Check each line of the material below for "text". Report how many have it, with no other words.

BEGIN

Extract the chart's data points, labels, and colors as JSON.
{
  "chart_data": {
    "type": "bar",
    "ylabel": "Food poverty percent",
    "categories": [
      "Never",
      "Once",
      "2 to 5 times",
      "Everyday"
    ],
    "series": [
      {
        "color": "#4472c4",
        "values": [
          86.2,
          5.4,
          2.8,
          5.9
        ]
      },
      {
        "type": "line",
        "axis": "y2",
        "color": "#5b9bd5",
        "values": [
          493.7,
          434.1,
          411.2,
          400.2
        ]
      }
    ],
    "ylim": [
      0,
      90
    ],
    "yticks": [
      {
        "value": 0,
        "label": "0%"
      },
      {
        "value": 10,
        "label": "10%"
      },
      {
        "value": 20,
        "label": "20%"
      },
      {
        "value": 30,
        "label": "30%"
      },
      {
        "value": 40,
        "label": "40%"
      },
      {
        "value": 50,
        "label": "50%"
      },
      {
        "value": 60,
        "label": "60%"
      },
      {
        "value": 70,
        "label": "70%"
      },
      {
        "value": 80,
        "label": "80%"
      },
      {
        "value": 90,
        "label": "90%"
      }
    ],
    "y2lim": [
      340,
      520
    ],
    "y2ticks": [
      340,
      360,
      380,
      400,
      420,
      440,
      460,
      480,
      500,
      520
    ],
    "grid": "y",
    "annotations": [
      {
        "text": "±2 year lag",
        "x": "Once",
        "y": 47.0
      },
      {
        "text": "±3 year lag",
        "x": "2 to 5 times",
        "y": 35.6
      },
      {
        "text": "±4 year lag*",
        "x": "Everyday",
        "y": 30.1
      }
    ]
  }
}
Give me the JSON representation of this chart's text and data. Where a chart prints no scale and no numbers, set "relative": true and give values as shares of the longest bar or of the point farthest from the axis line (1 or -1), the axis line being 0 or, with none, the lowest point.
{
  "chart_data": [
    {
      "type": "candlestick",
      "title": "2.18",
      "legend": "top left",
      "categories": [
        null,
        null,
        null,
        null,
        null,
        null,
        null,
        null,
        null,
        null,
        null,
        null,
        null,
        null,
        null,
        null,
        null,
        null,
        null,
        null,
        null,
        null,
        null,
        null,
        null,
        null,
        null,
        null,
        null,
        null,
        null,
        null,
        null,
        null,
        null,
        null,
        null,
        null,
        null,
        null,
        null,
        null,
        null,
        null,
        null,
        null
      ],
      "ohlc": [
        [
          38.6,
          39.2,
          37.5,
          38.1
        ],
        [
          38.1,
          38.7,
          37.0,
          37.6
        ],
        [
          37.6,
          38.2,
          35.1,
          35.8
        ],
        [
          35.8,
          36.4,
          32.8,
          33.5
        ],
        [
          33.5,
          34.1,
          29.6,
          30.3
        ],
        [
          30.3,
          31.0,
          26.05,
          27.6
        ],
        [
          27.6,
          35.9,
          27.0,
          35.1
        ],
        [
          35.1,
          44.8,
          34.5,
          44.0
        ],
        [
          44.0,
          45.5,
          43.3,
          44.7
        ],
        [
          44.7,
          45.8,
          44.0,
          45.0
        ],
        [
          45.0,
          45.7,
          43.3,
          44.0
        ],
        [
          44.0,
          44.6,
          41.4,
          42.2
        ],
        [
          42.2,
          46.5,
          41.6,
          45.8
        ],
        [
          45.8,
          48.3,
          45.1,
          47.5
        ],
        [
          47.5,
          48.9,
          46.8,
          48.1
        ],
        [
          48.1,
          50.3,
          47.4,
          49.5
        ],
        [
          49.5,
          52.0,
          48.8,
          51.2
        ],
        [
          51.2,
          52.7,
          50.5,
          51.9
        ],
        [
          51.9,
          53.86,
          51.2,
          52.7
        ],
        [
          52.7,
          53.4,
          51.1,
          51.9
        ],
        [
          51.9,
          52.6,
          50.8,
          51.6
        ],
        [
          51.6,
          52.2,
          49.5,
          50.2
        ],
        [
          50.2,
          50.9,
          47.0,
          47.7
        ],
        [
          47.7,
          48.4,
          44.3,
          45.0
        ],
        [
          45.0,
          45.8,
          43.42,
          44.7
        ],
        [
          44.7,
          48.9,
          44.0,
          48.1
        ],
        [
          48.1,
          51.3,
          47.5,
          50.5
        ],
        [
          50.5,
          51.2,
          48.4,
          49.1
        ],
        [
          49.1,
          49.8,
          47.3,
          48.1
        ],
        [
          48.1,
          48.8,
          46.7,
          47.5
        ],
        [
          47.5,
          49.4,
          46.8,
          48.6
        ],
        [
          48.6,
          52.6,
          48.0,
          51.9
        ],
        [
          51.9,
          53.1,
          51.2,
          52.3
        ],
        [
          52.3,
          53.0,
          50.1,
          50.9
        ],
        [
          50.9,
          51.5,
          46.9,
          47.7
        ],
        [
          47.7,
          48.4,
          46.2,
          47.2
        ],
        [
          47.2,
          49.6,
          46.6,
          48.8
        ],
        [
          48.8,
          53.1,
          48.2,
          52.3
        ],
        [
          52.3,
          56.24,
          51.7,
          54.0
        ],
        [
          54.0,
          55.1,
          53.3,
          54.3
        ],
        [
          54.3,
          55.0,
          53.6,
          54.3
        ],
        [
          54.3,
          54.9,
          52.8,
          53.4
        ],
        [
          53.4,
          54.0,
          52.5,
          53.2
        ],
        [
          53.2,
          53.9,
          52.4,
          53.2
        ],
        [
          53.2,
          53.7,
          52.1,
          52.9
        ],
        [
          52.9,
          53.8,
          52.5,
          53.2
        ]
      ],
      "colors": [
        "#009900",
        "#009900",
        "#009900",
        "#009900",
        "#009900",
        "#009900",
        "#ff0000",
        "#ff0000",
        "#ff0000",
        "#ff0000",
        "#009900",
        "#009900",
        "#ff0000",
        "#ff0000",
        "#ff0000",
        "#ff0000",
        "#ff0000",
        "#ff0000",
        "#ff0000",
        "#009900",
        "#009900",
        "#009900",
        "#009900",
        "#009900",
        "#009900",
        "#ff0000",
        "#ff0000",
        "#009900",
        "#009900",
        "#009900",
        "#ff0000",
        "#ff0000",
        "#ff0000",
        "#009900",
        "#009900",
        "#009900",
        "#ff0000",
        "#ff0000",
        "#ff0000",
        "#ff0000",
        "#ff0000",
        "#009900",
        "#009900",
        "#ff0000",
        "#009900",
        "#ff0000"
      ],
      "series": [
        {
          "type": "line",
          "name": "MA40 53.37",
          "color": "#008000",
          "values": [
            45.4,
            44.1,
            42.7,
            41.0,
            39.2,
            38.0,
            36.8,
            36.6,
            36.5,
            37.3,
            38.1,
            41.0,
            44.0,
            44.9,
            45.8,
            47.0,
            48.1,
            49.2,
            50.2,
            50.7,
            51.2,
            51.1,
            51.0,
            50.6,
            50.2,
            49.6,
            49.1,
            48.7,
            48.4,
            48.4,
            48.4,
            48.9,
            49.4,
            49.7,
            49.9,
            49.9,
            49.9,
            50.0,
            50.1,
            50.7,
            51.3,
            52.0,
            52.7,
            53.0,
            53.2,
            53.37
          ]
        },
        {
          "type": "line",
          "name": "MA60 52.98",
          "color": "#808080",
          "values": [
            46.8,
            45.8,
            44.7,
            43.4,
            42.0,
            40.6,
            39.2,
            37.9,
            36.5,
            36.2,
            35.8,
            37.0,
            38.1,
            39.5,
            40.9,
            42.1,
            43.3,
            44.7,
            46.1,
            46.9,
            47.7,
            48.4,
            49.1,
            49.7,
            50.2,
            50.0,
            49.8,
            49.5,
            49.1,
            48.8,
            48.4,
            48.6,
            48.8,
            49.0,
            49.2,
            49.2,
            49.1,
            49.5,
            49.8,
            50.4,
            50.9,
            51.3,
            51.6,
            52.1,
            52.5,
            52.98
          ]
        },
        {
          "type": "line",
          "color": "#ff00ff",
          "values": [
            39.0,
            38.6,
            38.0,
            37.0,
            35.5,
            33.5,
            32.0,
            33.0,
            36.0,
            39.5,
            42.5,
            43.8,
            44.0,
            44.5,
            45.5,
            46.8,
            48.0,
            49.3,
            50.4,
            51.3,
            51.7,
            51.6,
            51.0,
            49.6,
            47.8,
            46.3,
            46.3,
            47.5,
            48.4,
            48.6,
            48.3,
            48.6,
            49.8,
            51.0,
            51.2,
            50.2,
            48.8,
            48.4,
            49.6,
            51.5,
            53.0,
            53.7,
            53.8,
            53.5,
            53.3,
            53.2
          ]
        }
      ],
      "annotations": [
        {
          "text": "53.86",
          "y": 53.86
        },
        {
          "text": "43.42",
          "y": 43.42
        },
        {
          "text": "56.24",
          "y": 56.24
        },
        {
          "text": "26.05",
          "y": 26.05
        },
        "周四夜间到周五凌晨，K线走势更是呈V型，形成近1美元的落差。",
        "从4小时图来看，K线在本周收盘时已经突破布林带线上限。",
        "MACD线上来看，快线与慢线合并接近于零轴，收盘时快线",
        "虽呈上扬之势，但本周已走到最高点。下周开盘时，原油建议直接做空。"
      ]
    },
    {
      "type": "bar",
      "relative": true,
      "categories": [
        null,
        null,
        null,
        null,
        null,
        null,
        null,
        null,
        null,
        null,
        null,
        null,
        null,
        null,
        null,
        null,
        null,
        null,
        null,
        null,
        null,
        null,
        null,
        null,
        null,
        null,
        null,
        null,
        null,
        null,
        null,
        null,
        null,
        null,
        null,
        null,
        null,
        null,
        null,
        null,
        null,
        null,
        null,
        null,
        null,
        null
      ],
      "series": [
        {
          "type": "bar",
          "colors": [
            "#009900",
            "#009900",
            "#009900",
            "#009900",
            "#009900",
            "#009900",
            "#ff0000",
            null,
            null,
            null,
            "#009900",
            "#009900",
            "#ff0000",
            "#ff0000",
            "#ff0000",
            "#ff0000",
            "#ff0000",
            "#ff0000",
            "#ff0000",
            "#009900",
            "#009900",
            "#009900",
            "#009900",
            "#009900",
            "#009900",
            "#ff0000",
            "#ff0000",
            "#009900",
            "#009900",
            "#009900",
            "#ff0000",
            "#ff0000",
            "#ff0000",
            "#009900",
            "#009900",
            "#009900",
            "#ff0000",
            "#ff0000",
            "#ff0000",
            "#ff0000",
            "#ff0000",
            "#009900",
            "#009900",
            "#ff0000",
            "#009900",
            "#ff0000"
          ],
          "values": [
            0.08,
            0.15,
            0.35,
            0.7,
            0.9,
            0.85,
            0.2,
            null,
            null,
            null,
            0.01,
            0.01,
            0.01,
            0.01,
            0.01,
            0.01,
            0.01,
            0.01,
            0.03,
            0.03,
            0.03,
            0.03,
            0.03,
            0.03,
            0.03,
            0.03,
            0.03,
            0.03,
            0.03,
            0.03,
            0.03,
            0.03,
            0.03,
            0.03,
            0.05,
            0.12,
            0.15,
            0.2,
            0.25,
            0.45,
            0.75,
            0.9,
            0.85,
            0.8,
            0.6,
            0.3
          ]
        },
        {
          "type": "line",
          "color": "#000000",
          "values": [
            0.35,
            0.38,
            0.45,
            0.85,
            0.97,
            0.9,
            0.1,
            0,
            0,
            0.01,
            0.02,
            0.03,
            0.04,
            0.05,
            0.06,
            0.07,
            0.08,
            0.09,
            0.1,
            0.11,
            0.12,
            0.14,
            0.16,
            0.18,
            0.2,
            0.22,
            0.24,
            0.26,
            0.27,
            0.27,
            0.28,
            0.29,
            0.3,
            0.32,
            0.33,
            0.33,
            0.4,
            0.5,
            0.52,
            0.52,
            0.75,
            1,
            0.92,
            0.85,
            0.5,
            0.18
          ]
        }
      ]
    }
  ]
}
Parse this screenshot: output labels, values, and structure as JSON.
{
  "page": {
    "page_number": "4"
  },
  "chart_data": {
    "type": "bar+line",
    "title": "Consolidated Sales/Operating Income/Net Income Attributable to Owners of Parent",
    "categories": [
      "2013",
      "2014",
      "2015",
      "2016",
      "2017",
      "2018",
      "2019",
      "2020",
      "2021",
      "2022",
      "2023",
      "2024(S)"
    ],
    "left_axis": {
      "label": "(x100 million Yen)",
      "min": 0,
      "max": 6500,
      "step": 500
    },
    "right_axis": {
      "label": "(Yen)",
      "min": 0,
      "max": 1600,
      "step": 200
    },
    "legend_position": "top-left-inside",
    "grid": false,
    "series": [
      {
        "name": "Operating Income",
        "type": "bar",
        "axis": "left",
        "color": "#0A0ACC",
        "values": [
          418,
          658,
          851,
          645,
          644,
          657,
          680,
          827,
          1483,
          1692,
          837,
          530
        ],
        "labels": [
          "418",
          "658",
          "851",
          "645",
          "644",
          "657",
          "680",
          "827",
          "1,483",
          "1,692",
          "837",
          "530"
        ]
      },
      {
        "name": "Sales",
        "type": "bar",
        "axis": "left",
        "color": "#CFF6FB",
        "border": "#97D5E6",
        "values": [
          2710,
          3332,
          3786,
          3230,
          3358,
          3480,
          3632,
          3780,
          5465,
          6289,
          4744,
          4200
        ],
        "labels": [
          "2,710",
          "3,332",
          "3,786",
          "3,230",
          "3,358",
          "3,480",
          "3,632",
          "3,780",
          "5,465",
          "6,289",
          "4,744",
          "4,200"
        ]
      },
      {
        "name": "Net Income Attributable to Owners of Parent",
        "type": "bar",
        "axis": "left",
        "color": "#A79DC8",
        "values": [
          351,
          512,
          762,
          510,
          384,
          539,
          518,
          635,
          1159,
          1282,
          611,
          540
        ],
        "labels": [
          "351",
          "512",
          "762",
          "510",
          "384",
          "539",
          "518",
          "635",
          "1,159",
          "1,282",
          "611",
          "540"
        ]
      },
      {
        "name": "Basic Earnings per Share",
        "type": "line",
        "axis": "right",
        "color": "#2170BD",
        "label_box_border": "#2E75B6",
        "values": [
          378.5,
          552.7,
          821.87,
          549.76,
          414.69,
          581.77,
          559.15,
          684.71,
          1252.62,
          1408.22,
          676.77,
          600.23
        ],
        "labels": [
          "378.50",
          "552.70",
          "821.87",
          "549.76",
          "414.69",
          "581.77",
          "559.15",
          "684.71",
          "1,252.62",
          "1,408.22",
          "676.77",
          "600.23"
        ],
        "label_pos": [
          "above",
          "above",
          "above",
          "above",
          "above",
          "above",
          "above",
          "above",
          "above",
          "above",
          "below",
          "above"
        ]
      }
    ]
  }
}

END

EXERCISE OUTPUT –
8